* Dataset records:
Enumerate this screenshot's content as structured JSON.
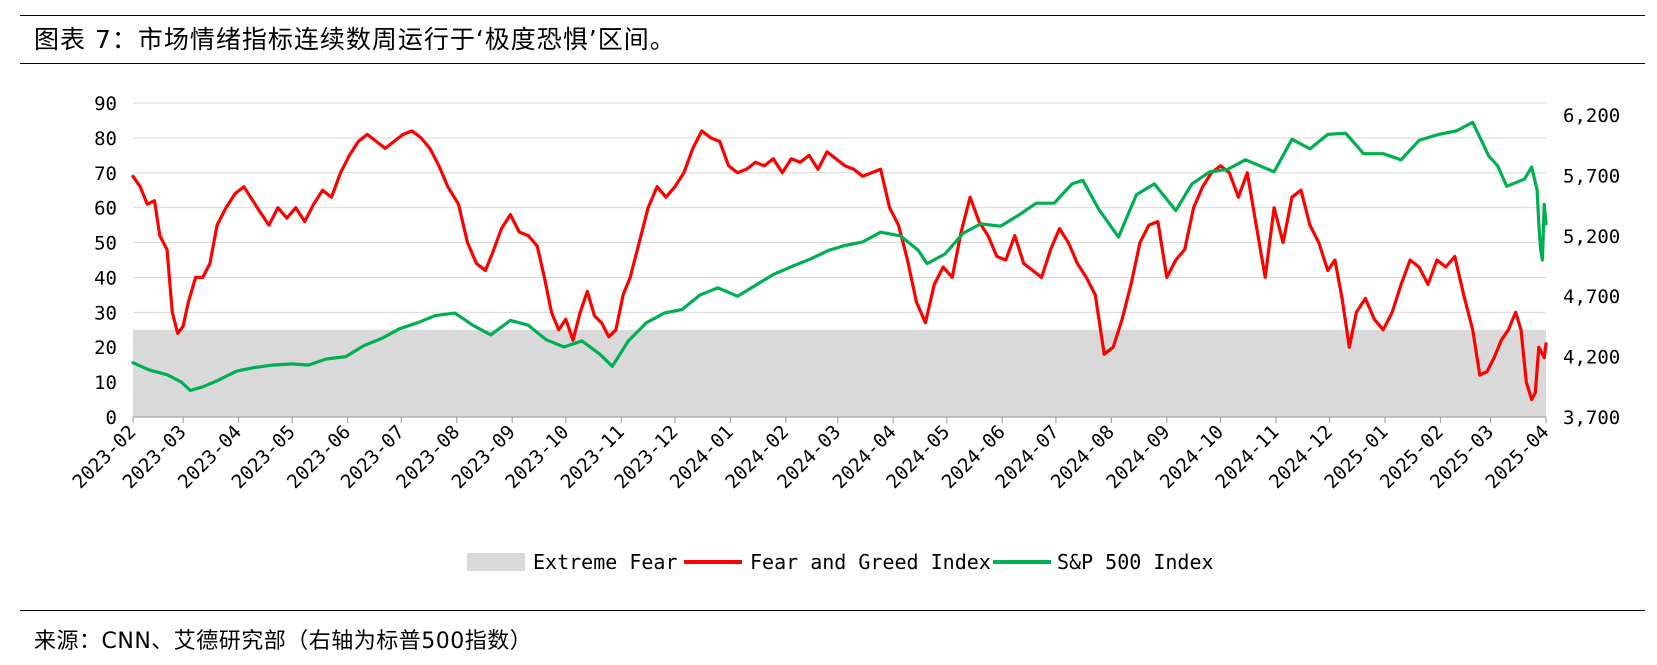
{
  "figure": {
    "title": "图表 7：市场情绪指标连续数周运行于‘极度恐惧’区间。",
    "source": "来源：CNN、艾德研究部（右轴为标普500指数）"
  },
  "chart_data": {
    "type": "line",
    "title": "",
    "x_axis": {
      "type": "date",
      "range": [
        "2023-02-01",
        "2025-04-01"
      ],
      "tick_labels": [
        "2023-02",
        "2023-03",
        "2023-04",
        "2023-05",
        "2023-06",
        "2023-07",
        "2023-08",
        "2023-09",
        "2023-10",
        "2023-11",
        "2023-12",
        "2024-01",
        "2024-02",
        "2024-03",
        "2024-04",
        "2024-05",
        "2024-06",
        "2024-07",
        "2024-08",
        "2024-09",
        "2024-10",
        "2024-11",
        "2024-12",
        "2025-01",
        "2025-02",
        "2025-03",
        "2025-04"
      ]
    },
    "y_left": {
      "range": [
        0,
        90
      ],
      "ticks": [
        "0",
        "10",
        "20",
        "30",
        "40",
        "50",
        "60",
        "70",
        "80",
        "90"
      ]
    },
    "y_right": {
      "range": [
        3700,
        6300
      ],
      "ticks": [
        "3,700",
        "4,200",
        "4,700",
        "5,200",
        "5,700",
        "6,200"
      ]
    },
    "grid": "horizontal",
    "legend_position": "bottom",
    "extreme_fear": {
      "name": "Extreme Fear",
      "range": [
        0,
        25
      ],
      "color": "#d9d9d9"
    },
    "series": [
      {
        "name": "Fear and Greed Index",
        "axis": "left",
        "color": "#ff0000",
        "points": [
          [
            "2023-02-01",
            69
          ],
          [
            "2023-02-05",
            66
          ],
          [
            "2023-02-09",
            61
          ],
          [
            "2023-02-13",
            62
          ],
          [
            "2023-02-16",
            52
          ],
          [
            "2023-02-20",
            48
          ],
          [
            "2023-02-23",
            30
          ],
          [
            "2023-02-26",
            24
          ],
          [
            "2023-03-01",
            26
          ],
          [
            "2023-03-04",
            33
          ],
          [
            "2023-03-08",
            40
          ],
          [
            "2023-03-12",
            40
          ],
          [
            "2023-03-16",
            44
          ],
          [
            "2023-03-20",
            55
          ],
          [
            "2023-03-25",
            60
          ],
          [
            "2023-03-30",
            64
          ],
          [
            "2023-04-04",
            66
          ],
          [
            "2023-04-09",
            62
          ],
          [
            "2023-04-14",
            58
          ],
          [
            "2023-04-18",
            55
          ],
          [
            "2023-04-23",
            60
          ],
          [
            "2023-04-28",
            57
          ],
          [
            "2023-05-03",
            60
          ],
          [
            "2023-05-08",
            56
          ],
          [
            "2023-05-13",
            61
          ],
          [
            "2023-05-18",
            65
          ],
          [
            "2023-05-23",
            63
          ],
          [
            "2023-05-28",
            70
          ],
          [
            "2023-06-02",
            75
          ],
          [
            "2023-06-07",
            79
          ],
          [
            "2023-06-12",
            81
          ],
          [
            "2023-06-17",
            79
          ],
          [
            "2023-06-22",
            77
          ],
          [
            "2023-06-27",
            79
          ],
          [
            "2023-07-02",
            81
          ],
          [
            "2023-07-07",
            82
          ],
          [
            "2023-07-12",
            80
          ],
          [
            "2023-07-17",
            77
          ],
          [
            "2023-07-22",
            72
          ],
          [
            "2023-07-27",
            66
          ],
          [
            "2023-08-02",
            61
          ],
          [
            "2023-08-07",
            50
          ],
          [
            "2023-08-12",
            44
          ],
          [
            "2023-08-17",
            42
          ],
          [
            "2023-08-21",
            47
          ],
          [
            "2023-08-26",
            54
          ],
          [
            "2023-08-31",
            58
          ],
          [
            "2023-09-05",
            53
          ],
          [
            "2023-09-10",
            52
          ],
          [
            "2023-09-15",
            49
          ],
          [
            "2023-09-19",
            40
          ],
          [
            "2023-09-23",
            30
          ],
          [
            "2023-09-27",
            25
          ],
          [
            "2023-10-01",
            28
          ],
          [
            "2023-10-05",
            22
          ],
          [
            "2023-10-09",
            30
          ],
          [
            "2023-10-13",
            36
          ],
          [
            "2023-10-17",
            29
          ],
          [
            "2023-10-21",
            27
          ],
          [
            "2023-10-25",
            23
          ],
          [
            "2023-10-29",
            25
          ],
          [
            "2023-11-02",
            35
          ],
          [
            "2023-11-06",
            40
          ],
          [
            "2023-11-11",
            50
          ],
          [
            "2023-11-16",
            60
          ],
          [
            "2023-11-21",
            66
          ],
          [
            "2023-11-26",
            63
          ],
          [
            "2023-12-01",
            66
          ],
          [
            "2023-12-06",
            70
          ],
          [
            "2023-12-11",
            77
          ],
          [
            "2023-12-16",
            82
          ],
          [
            "2023-12-21",
            80
          ],
          [
            "2023-12-26",
            79
          ],
          [
            "2023-12-31",
            72
          ],
          [
            "2024-01-05",
            70
          ],
          [
            "2024-01-10",
            71
          ],
          [
            "2024-01-15",
            73
          ],
          [
            "2024-01-20",
            72
          ],
          [
            "2024-01-25",
            74
          ],
          [
            "2024-01-30",
            70
          ],
          [
            "2024-02-04",
            74
          ],
          [
            "2024-02-09",
            73
          ],
          [
            "2024-02-14",
            75
          ],
          [
            "2024-02-19",
            71
          ],
          [
            "2024-02-24",
            76
          ],
          [
            "2024-02-29",
            74
          ],
          [
            "2024-03-05",
            72
          ],
          [
            "2024-03-10",
            71
          ],
          [
            "2024-03-15",
            69
          ],
          [
            "2024-03-20",
            70
          ],
          [
            "2024-03-25",
            71
          ],
          [
            "2024-03-30",
            60
          ],
          [
            "2024-04-04",
            55
          ],
          [
            "2024-04-09",
            45
          ],
          [
            "2024-04-14",
            33
          ],
          [
            "2024-04-19",
            27
          ],
          [
            "2024-04-24",
            38
          ],
          [
            "2024-04-29",
            43
          ],
          [
            "2024-05-04",
            40
          ],
          [
            "2024-05-09",
            53
          ],
          [
            "2024-05-14",
            63
          ],
          [
            "2024-05-19",
            56
          ],
          [
            "2024-05-24",
            52
          ],
          [
            "2024-05-29",
            46
          ],
          [
            "2024-06-03",
            45
          ],
          [
            "2024-06-08",
            52
          ],
          [
            "2024-06-13",
            44
          ],
          [
            "2024-06-18",
            42
          ],
          [
            "2024-06-23",
            40
          ],
          [
            "2024-06-28",
            48
          ],
          [
            "2024-07-03",
            54
          ],
          [
            "2024-07-08",
            50
          ],
          [
            "2024-07-13",
            44
          ],
          [
            "2024-07-18",
            40
          ],
          [
            "2024-07-23",
            35
          ],
          [
            "2024-07-28",
            18
          ],
          [
            "2024-08-02",
            20
          ],
          [
            "2024-08-07",
            28
          ],
          [
            "2024-08-12",
            38
          ],
          [
            "2024-08-17",
            50
          ],
          [
            "2024-08-22",
            55
          ],
          [
            "2024-08-27",
            56
          ],
          [
            "2024-09-01",
            40
          ],
          [
            "2024-09-06",
            45
          ],
          [
            "2024-09-11",
            48
          ],
          [
            "2024-09-16",
            60
          ],
          [
            "2024-09-21",
            66
          ],
          [
            "2024-09-26",
            70
          ],
          [
            "2024-10-01",
            72
          ],
          [
            "2024-10-06",
            70
          ],
          [
            "2024-10-11",
            63
          ],
          [
            "2024-10-16",
            70
          ],
          [
            "2024-10-21",
            55
          ],
          [
            "2024-10-26",
            40
          ],
          [
            "2024-10-31",
            60
          ],
          [
            "2024-11-05",
            50
          ],
          [
            "2024-11-10",
            63
          ],
          [
            "2024-11-15",
            65
          ],
          [
            "2024-11-20",
            55
          ],
          [
            "2024-11-25",
            50
          ],
          [
            "2024-11-30",
            42
          ],
          [
            "2024-12-04",
            45
          ],
          [
            "2024-12-08",
            34
          ],
          [
            "2024-12-12",
            20
          ],
          [
            "2024-12-16",
            30
          ],
          [
            "2024-12-21",
            34
          ],
          [
            "2024-12-26",
            28
          ],
          [
            "2024-12-31",
            25
          ],
          [
            "2025-01-05",
            30
          ],
          [
            "2025-01-10",
            38
          ],
          [
            "2025-01-15",
            45
          ],
          [
            "2025-01-20",
            43
          ],
          [
            "2025-01-25",
            38
          ],
          [
            "2025-01-30",
            45
          ],
          [
            "2025-02-04",
            43
          ],
          [
            "2025-02-09",
            46
          ],
          [
            "2025-02-14",
            35
          ],
          [
            "2025-02-19",
            25
          ],
          [
            "2025-02-23",
            12
          ],
          [
            "2025-02-27",
            13
          ],
          [
            "2025-03-03",
            17
          ],
          [
            "2025-03-07",
            22
          ],
          [
            "2025-03-11",
            25
          ],
          [
            "2025-03-15",
            30
          ],
          [
            "2025-03-18",
            25
          ],
          [
            "2025-03-21",
            10
          ],
          [
            "2025-03-24",
            5
          ],
          [
            "2025-03-26",
            7
          ],
          [
            "2025-03-28",
            20
          ],
          [
            "2025-03-31",
            17
          ],
          [
            "2025-04-01",
            21
          ]
        ]
      },
      {
        "name": "S&P 500 Index",
        "axis": "right",
        "color": "#00b050",
        "points": [
          [
            "2023-02-01",
            4150
          ],
          [
            "2023-02-10",
            4090
          ],
          [
            "2023-02-20",
            4050
          ],
          [
            "2023-02-28",
            3990
          ],
          [
            "2023-03-05",
            3920
          ],
          [
            "2023-03-12",
            3950
          ],
          [
            "2023-03-20",
            4000
          ],
          [
            "2023-03-31",
            4080
          ],
          [
            "2023-04-10",
            4110
          ],
          [
            "2023-04-20",
            4130
          ],
          [
            "2023-05-01",
            4140
          ],
          [
            "2023-05-10",
            4130
          ],
          [
            "2023-05-20",
            4180
          ],
          [
            "2023-05-31",
            4200
          ],
          [
            "2023-06-10",
            4290
          ],
          [
            "2023-06-20",
            4350
          ],
          [
            "2023-06-30",
            4430
          ],
          [
            "2023-07-10",
            4480
          ],
          [
            "2023-07-20",
            4540
          ],
          [
            "2023-07-31",
            4560
          ],
          [
            "2023-08-10",
            4460
          ],
          [
            "2023-08-20",
            4380
          ],
          [
            "2023-08-31",
            4500
          ],
          [
            "2023-09-10",
            4460
          ],
          [
            "2023-09-20",
            4340
          ],
          [
            "2023-09-30",
            4280
          ],
          [
            "2023-10-10",
            4330
          ],
          [
            "2023-10-20",
            4220
          ],
          [
            "2023-10-27",
            4120
          ],
          [
            "2023-11-05",
            4330
          ],
          [
            "2023-11-15",
            4480
          ],
          [
            "2023-11-25",
            4560
          ],
          [
            "2023-12-05",
            4590
          ],
          [
            "2023-12-15",
            4710
          ],
          [
            "2023-12-25",
            4770
          ],
          [
            "2024-01-05",
            4700
          ],
          [
            "2024-01-15",
            4790
          ],
          [
            "2024-01-25",
            4880
          ],
          [
            "2024-02-05",
            4950
          ],
          [
            "2024-02-15",
            5010
          ],
          [
            "2024-02-25",
            5080
          ],
          [
            "2024-03-05",
            5120
          ],
          [
            "2024-03-15",
            5150
          ],
          [
            "2024-03-25",
            5230
          ],
          [
            "2024-04-05",
            5200
          ],
          [
            "2024-04-15",
            5080
          ],
          [
            "2024-04-20",
            4970
          ],
          [
            "2024-04-30",
            5050
          ],
          [
            "2024-05-10",
            5220
          ],
          [
            "2024-05-20",
            5300
          ],
          [
            "2024-05-31",
            5280
          ],
          [
            "2024-06-10",
            5370
          ],
          [
            "2024-06-20",
            5470
          ],
          [
            "2024-06-30",
            5470
          ],
          [
            "2024-07-10",
            5630
          ],
          [
            "2024-07-16",
            5660
          ],
          [
            "2024-07-25",
            5420
          ],
          [
            "2024-08-05",
            5190
          ],
          [
            "2024-08-15",
            5540
          ],
          [
            "2024-08-25",
            5630
          ],
          [
            "2024-09-06",
            5410
          ],
          [
            "2024-09-15",
            5630
          ],
          [
            "2024-09-25",
            5730
          ],
          [
            "2024-10-05",
            5750
          ],
          [
            "2024-10-15",
            5830
          ],
          [
            "2024-10-31",
            5730
          ],
          [
            "2024-11-10",
            6000
          ],
          [
            "2024-11-20",
            5920
          ],
          [
            "2024-11-30",
            6040
          ],
          [
            "2024-12-10",
            6050
          ],
          [
            "2024-12-20",
            5880
          ],
          [
            "2024-12-31",
            5880
          ],
          [
            "2025-01-10",
            5830
          ],
          [
            "2025-01-20",
            5990
          ],
          [
            "2025-01-31",
            6040
          ],
          [
            "2025-02-10",
            6070
          ],
          [
            "2025-02-19",
            6140
          ],
          [
            "2025-02-28",
            5860
          ],
          [
            "2025-03-05",
            5780
          ],
          [
            "2025-03-10",
            5610
          ],
          [
            "2025-03-15",
            5640
          ],
          [
            "2025-03-20",
            5670
          ],
          [
            "2025-03-24",
            5770
          ],
          [
            "2025-03-27",
            5580
          ],
          [
            "2025-03-28",
            5300
          ],
          [
            "2025-03-29",
            5090
          ],
          [
            "2025-03-30",
            5000
          ],
          [
            "2025-03-31",
            5460
          ],
          [
            "2025-04-01",
            5300
          ]
        ]
      }
    ]
  }
}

* What to produce:
Report how many lines of the listing hold the word "color", with nothing but the number.

* Response to this exercise:
3